═════ DOCUMENT SEGMENT

The logic block making the classification of the detected arrhythmia in bradycardia or tachycardia is implemented and shown in Figure 17. One of the two outputs of the circuit in Figure 17 was set at a high logic value based on the subtractor output.
The schematic of the last block comprising the analyzer is indicated in Figure 18.
The analyzer symbol is indicated in Figure 19 with input and output signals. In particular:
  • ECG_SIGNAL_IN is the pulses-transformed ECG signal coming from the ROM Block in debug mode, otherwise coming from the preprocessing and R-peak detection block in real-time operating mode;
  • CLK_ROM is the input to which the clock generated by the ROM memory block is applied for the system synchronization;
  • Reset_Address is the reset signal provided by the ROM block;
  • Reset_Button is the reset signal sent to the FPGA through a switch of the development board for functional check;
  • CLK_50MHz is the reference signal clock generated by the development board.

══════════
═════ DATA EXTRACT

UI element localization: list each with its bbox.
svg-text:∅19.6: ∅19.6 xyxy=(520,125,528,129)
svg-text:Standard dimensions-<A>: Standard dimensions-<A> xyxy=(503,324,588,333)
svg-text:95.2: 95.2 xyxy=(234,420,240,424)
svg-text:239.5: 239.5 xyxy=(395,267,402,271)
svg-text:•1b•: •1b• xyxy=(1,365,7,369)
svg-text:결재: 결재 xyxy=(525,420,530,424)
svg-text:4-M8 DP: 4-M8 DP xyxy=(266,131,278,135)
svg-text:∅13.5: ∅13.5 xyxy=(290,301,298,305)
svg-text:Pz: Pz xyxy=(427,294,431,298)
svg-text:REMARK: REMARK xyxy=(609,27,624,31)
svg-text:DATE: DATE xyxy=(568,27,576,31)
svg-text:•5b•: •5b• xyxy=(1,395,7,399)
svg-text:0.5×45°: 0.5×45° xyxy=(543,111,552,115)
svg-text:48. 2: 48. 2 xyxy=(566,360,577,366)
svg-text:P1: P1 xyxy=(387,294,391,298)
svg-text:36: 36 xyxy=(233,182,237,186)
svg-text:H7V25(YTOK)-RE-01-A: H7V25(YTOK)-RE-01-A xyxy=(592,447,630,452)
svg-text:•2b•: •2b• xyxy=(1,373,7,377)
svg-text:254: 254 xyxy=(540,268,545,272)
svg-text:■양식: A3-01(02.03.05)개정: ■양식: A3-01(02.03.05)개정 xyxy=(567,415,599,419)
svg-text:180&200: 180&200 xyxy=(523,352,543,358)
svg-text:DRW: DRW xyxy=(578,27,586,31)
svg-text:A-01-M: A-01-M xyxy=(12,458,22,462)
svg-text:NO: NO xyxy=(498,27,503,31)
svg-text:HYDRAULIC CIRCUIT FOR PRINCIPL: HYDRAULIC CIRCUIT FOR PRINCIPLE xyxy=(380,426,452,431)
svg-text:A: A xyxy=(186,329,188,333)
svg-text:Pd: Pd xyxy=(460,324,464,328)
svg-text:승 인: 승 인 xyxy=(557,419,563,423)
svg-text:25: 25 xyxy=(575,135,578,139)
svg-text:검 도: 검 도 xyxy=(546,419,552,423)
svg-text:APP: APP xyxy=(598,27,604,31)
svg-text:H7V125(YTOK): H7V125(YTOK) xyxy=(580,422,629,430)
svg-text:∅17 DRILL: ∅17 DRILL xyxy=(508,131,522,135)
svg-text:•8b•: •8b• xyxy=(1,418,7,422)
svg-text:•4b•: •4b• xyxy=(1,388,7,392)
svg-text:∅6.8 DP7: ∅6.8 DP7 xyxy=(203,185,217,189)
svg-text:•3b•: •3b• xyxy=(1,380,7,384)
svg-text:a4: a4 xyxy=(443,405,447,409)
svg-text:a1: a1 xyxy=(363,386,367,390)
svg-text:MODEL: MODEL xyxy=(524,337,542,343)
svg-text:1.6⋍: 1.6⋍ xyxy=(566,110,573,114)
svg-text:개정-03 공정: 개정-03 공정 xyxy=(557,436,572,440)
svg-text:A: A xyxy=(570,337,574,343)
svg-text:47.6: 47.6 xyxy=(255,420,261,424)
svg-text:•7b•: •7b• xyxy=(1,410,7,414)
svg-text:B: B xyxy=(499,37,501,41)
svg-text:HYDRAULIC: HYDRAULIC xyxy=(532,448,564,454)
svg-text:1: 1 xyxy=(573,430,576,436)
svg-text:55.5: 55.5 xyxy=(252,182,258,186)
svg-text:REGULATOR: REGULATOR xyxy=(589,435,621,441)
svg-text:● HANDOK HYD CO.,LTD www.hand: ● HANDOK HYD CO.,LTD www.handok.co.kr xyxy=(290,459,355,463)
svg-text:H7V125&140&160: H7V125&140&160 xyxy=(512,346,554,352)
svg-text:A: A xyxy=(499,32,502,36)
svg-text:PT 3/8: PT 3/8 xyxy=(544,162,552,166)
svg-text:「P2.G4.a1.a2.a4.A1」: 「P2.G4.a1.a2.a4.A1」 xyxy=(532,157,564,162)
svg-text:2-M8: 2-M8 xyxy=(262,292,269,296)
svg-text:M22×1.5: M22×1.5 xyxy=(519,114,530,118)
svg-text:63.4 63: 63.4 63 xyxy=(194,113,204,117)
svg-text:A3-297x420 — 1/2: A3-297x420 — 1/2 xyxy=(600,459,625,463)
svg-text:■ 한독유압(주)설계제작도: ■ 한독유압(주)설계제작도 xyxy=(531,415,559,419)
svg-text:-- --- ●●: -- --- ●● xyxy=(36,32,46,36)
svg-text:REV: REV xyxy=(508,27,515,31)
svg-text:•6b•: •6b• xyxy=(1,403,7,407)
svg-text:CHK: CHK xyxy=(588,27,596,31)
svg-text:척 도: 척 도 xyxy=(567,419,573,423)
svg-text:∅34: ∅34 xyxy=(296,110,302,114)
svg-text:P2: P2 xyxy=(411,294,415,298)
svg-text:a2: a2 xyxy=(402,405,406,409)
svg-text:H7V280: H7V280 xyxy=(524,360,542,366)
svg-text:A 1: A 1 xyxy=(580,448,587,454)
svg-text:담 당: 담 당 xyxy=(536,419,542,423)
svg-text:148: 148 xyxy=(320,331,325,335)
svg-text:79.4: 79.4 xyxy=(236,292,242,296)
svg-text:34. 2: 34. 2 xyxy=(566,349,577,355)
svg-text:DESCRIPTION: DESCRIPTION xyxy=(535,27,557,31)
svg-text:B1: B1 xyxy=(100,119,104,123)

══════════

▶ [TO DO]:
1. In the arrhythmia analyzer description, where does ECG_SIGNAL_IN come from in real-time operating mode?
2. Carry the arrhythmia analyzer description forward from its final sentence.

▶ [OUTPUTS IN ORDER]:
1. It comes from the preprocessing and R-peak detection block.

2.
  • D13_0, D13_1, and D13_2 are the signals generated by the differential splitter representing the distances djpi−1,pi+1, dj+1pi−1,pi+1, and dj+2pi−1,pi+1, respectively;
  • D23_0, D23_1, and D23_2 are the signals generated by the differential splitter and representing the djpi,pi+1, dj+1pi,pi+1, and dj+2pi,pi+1, respectively;
  • C13_0, C13_1, and C13_2 are the control signals for instrumental test of the system. They are generated by the Interval_Time_Counter and are expressed in 16-bit format. These signals represent the number of reference clock pulses counted in each window, which are D13_0, D13_1, and D13_2, respectively (that is the clock pulses counted by placing each of the signals D13_0, D13_1, and D13_2 in logic AND with the reference clock);
  • C23_0, C23_1, and C23_2 are also control signals for the instrumental test of the system. They are generated by the Interval_Time_Counter and are expressed in 16-bit format. They represent the number of reference clock pulses counted in each window D23_0, D23_1, and D23_2, respectively (that is the clock pulses counted by placing each of the signals D23_0, D23_1, and D23_2 in logic AND with the reference clock);
  • DIGIT_1_QRS [6..0] and DIGIT_2_QRS [6..0], DIGIT_1_AR [6..0] and DIGIT_2_AR [6..0], DIGIT_1_TA [6..0] and DIGIT_2_TA [6..0], and DIGIT_1_BR [6..0] and DIGIT_2_BR [6..0] indicate the number of QRS, of arrhythmic, of tachycardic, and of bradycardic heartbeats detected, respectively. They are coded in binary-coded decimal (BCD) and visualized on the seven-segment display of the development board;
  • QRS_DATA [7..0], AR_DATA [7..0], TA_DATA [7..0], and BR_DATA [7..0] are the 8-bit digital outputs that transmit the number of detected QRS, of arrhythmic, of tachycardic, and of bradycardic heartbeats to the data logger created with the FPGA-embedded processor;
  • COMPARATOR OUT 1, 2, 3 are the output signals of the comparator inside the analyzer block, which are used as functional test outputs.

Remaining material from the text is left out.